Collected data
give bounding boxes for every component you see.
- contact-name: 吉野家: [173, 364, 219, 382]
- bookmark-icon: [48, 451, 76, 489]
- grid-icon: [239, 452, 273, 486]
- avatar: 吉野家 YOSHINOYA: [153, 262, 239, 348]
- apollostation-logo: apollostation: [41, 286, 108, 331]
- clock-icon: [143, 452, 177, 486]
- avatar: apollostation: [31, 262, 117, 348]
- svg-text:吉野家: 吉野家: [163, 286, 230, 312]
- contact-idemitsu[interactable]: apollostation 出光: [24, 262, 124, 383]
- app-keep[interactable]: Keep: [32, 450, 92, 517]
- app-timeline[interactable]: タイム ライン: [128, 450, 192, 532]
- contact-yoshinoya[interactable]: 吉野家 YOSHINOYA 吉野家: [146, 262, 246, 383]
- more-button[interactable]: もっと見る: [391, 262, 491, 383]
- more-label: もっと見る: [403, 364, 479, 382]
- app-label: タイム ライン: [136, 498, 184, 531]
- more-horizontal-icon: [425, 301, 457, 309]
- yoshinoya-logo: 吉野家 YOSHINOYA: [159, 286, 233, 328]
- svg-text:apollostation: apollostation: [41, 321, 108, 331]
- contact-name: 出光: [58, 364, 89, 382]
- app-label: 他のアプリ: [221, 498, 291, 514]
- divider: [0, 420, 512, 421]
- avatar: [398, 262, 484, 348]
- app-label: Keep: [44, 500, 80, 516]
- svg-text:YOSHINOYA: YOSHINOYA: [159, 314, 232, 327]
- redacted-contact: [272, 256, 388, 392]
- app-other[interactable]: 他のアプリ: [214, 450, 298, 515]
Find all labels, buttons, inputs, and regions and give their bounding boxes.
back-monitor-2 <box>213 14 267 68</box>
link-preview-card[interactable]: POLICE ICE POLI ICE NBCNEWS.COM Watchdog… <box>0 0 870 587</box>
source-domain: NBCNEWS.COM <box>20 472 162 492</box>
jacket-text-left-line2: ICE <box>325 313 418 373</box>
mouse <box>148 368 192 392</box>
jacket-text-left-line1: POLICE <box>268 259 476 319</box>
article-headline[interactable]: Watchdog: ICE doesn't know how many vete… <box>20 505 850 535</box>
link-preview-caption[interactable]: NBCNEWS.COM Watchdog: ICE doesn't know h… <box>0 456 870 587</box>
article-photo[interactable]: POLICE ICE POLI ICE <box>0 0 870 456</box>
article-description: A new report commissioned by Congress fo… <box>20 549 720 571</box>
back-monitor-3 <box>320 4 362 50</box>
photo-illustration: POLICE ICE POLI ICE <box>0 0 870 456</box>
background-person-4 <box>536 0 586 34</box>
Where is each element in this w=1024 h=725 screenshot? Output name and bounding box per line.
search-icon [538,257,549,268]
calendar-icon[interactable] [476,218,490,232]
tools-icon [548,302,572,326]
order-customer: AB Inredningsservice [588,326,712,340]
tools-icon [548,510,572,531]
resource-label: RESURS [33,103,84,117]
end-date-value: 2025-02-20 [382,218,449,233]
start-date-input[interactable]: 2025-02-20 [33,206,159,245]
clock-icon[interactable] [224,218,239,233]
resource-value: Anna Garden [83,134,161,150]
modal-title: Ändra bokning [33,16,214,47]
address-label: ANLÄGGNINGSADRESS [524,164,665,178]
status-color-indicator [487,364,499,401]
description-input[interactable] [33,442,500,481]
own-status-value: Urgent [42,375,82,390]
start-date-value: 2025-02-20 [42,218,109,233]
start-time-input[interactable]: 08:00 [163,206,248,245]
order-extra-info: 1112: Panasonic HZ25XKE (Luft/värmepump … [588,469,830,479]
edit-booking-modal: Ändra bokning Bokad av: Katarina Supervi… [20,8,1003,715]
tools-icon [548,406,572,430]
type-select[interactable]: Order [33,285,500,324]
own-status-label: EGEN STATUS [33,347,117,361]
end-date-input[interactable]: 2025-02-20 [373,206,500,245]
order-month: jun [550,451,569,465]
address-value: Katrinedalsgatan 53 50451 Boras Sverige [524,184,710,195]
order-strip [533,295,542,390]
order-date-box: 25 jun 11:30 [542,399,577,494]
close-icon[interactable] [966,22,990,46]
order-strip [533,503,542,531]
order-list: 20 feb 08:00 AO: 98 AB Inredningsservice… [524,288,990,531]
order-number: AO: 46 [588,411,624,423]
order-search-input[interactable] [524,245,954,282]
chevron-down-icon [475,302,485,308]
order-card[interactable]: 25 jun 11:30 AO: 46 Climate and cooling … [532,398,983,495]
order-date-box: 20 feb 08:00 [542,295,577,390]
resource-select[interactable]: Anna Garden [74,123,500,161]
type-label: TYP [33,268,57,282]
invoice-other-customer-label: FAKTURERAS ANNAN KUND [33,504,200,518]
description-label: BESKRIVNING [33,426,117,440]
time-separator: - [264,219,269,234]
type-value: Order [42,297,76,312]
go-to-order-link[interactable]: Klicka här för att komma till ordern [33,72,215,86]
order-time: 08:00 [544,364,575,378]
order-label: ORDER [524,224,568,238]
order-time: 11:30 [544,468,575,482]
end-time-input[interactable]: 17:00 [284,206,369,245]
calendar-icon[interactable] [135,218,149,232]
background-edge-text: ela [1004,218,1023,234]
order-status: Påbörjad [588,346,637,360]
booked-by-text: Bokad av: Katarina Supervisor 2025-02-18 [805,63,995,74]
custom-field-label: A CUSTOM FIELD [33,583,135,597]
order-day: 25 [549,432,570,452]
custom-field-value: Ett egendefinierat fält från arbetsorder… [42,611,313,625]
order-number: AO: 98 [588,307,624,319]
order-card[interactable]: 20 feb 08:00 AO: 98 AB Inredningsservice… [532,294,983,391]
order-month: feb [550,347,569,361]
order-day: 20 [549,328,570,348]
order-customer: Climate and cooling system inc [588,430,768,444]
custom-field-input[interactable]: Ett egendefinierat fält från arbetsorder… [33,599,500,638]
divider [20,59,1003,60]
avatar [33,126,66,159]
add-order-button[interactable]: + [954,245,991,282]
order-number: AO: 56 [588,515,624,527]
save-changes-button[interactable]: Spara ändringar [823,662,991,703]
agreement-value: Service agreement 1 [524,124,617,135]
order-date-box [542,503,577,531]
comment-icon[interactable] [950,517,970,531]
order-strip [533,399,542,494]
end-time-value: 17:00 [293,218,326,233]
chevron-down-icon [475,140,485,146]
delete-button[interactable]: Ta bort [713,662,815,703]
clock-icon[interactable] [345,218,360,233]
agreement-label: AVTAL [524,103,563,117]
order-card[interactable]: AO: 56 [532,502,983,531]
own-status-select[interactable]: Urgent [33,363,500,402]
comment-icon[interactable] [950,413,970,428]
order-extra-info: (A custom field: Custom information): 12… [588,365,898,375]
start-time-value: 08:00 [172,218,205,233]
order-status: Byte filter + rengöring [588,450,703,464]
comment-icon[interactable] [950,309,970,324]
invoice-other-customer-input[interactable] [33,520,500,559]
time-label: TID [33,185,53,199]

Task prompt:
Reproduce the stretch of the material above, from its first line through the line containing "jacket-text-left-line2: ICE <box>325", with both ends included.

The response:
give bounding boxes for every component you see.
- contact-name: 吉野家: [173, 364, 219, 382]
- bookmark-icon: [48, 451, 76, 489]
- grid-icon: [239, 452, 273, 486]
- avatar: 吉野家 YOSHINOYA: [153, 262, 239, 348]
- apollostation-logo: apollostation: [41, 286, 108, 331]
- clock-icon: [143, 452, 177, 486]
- avatar: apollostation: [31, 262, 117, 348]
- svg-text:吉野家: 吉野家: [163, 286, 230, 312]
- contact-idemitsu[interactable]: apollostation 出光: [24, 262, 124, 383]
- app-keep[interactable]: Keep: [32, 450, 92, 517]
- app-timeline[interactable]: タイム ライン: [128, 450, 192, 532]
- contact-yoshinoya[interactable]: 吉野家 YOSHINOYA 吉野家: [146, 262, 246, 383]
- more-button[interactable]: もっと見る: [391, 262, 491, 383]
- more-label: もっと見る: [403, 364, 479, 382]
- app-label: タイム ライン: [136, 498, 184, 531]
- more-horizontal-icon: [425, 301, 457, 309]
- yoshinoya-logo: 吉野家 YOSHINOYA: [159, 286, 233, 328]
- svg-text:apollostation: apollostation: [41, 321, 108, 331]
- contact-name: 出光: [58, 364, 89, 382]
- app-label: 他のアプリ: [221, 498, 291, 514]
- divider: [0, 420, 512, 421]
- avatar: [398, 262, 484, 348]
- app-label: Keep: [44, 500, 80, 516]
- svg-text:YOSHINOYA: YOSHINOYA: [159, 314, 232, 327]
- redacted-contact: [272, 256, 388, 392]
- app-other[interactable]: 他のアプリ: [214, 450, 298, 515]
Find all labels, buttons, inputs, and regions and give their bounding boxes.
back-monitor-2 <box>213 14 267 68</box>
link-preview-card[interactable]: POLICE ICE POLI ICE NBCNEWS.COM Watchdog… <box>0 0 870 587</box>
source-domain: NBCNEWS.COM <box>20 472 162 492</box>
jacket-text-left-line2: ICE <box>325 313 418 373</box>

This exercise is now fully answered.